→ **Listed entries**:
#####
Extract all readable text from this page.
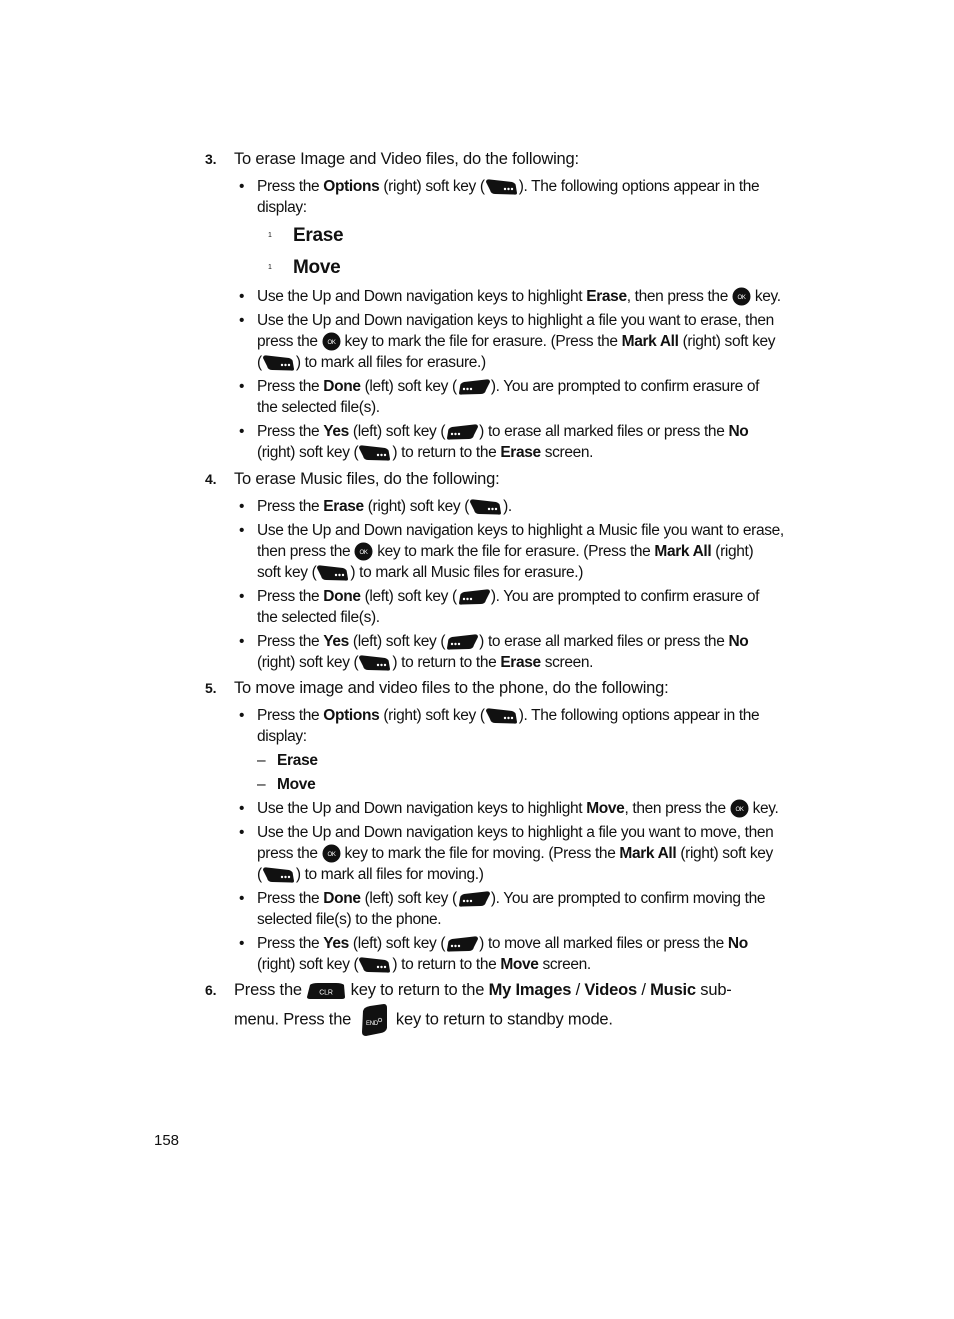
3. To erase Image and Video files, do the following:
• Press the Options (right) soft key ( ). The following options appear in the
display:
1 Erase
1 Move
• Use the Up and Down navigation keys to highlight Erase, then press the  key.
• Use the Up and Down navigation keys to highlight a file you want to erase, then
press the  key to mark the file for erasure. (Press the Mark All (right) soft key
( ) to mark all files for erasure.)
• Press the Done (left) soft key ( ). You are prompted to confirm erasure of
the selected file(s).
• Press the Yes (left) soft key ( ) to erase all marked files or press the No
(right) soft key ( ) to return to the Erase screen.
4. To erase Music files, do the following:
• Press the Erase (right) soft key ( ).
• Use the Up and Down navigation keys to highlight a Music file you want to erase,
then press the  key to mark the file for erasure. (Press the Mark All (right)
soft key ( ) to mark all Music files for erasure.)
• Press the Done (left) soft key ( ). You are prompted to confirm erasure of
the selected file(s).
• Press the Yes (left) soft key ( ) to erase all marked files or press the No
(right) soft key ( ) to return to the Erase screen.
5. To move image and video files to the phone, do the following:
• Press the Options (right) soft key ( ). The following options appear in the
display:
– Erase
– Move
• Use the Up and Down navigation keys to highlight Move, then press the  key.
• Use the Up and Down navigation keys to highlight a file you want to move, then
press the  key to mark the file for moving. (Press the Mark All (right) soft key
( ) to mark all files for moving.)
• Press the Done (left) soft key ( ). You are prompted to confirm moving the
selected file(s) to the phone.
• Press the Yes (left) soft key ( ) to move all marked files or press the No
(right) soft key ( ) to return to the Move screen.
6. Press the  key to return to the My Images / Videos / Music sub-
menu. Press the  key to return to standby mode.
158
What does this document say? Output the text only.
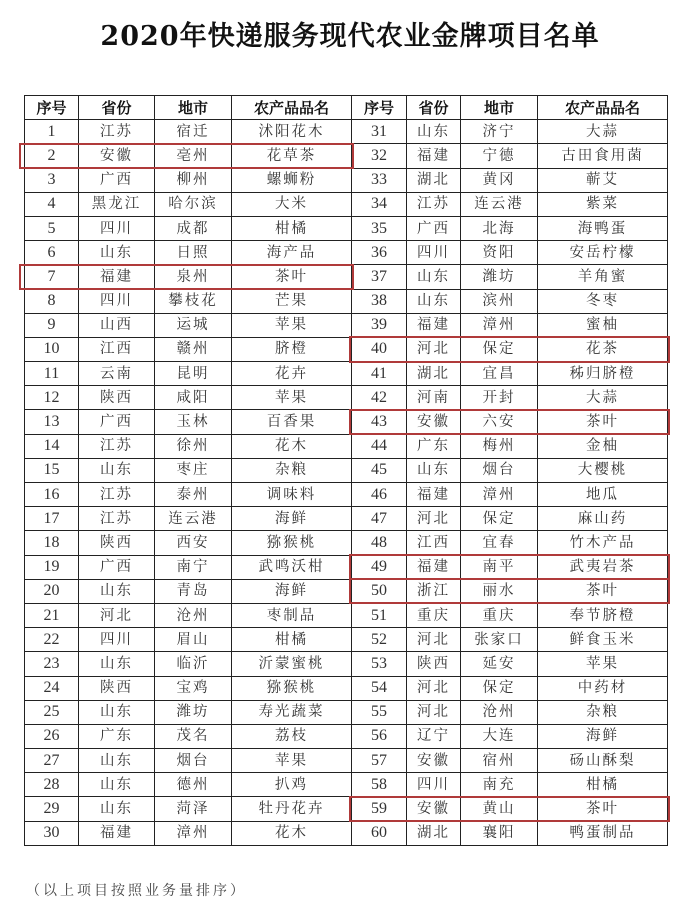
2020年快递服务现代农业金牌项目名单
序号	省份	地市	农产品品名	序号	省份	地市	农产品品名
1	江苏	宿迁	沭阳花木	31	山东	济宁	大蒜
2	安徽	亳州	花草茶	32	福建	宁德	古田食用菌
3	广西	柳州	螺蛳粉	33	湖北	黄冈	蕲艾
4	黑龙江	哈尔滨	大米	34	江苏	连云港	紫菜
5	四川	成都	柑橘	35	广西	北海	海鸭蛋
6	山东	日照	海产品	36	四川	资阳	安岳柠檬
7	福建	泉州	茶叶	37	山东	潍坊	羊角蜜
8	四川	攀枝花	芒果	38	山东	滨州	冬枣
9	山西	运城	苹果	39	福建	漳州	蜜柚
10	江西	赣州	脐橙	40	河北	保定	花茶
11	云南	昆明	花卉	41	湖北	宜昌	秭归脐橙
12	陕西	咸阳	苹果	42	河南	开封	大蒜
13	广西	玉林	百香果	43	安徽	六安	茶叶
14	江苏	徐州	花木	44	广东	梅州	金柚
15	山东	枣庄	杂粮	45	山东	烟台	大樱桃
16	江苏	泰州	调味料	46	福建	漳州	地瓜
17	江苏	连云港	海鲜	47	河北	保定	麻山药
18	陕西	西安	猕猴桃	48	江西	宜春	竹木产品
19	广西	南宁	武鸣沃柑	49	福建	南平	武夷岩茶
20	山东	青岛	海鲜	50	浙江	丽水	茶叶
21	河北	沧州	枣制品	51	重庆	重庆	奉节脐橙
22	四川	眉山	柑橘	52	河北	张家口	鲜食玉米
23	山东	临沂	沂蒙蜜桃	53	陕西	延安	苹果
24	陕西	宝鸡	猕猴桃	54	河北	保定	中药材
25	山东	潍坊	寿光蔬菜	55	河北	沧州	杂粮
26	广东	茂名	荔枝	56	辽宁	大连	海鲜
27	山东	烟台	苹果	57	安徽	宿州	砀山酥梨
28	山东	德州	扒鸡	58	四川	南充	柑橘
29	山东	菏泽	牡丹花卉	59	安徽	黄山	茶叶
30	福建	漳州	花木	60	湖北	襄阳	鸭蛋制品
（以上项目按照业务量排序）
#####
→ **Job**:
In the listing above, find the lines holding the word "following" and copy them.

→ **Problem solution**:
3. To erase Image and Video files, do the following:
• Press the Options (right) soft key ( ). The following options appear in the
4. To erase Music files, do the following:
5. To move image and video files to the phone, do the following:
• Press the Options (right) soft key ( ). The following options appear in the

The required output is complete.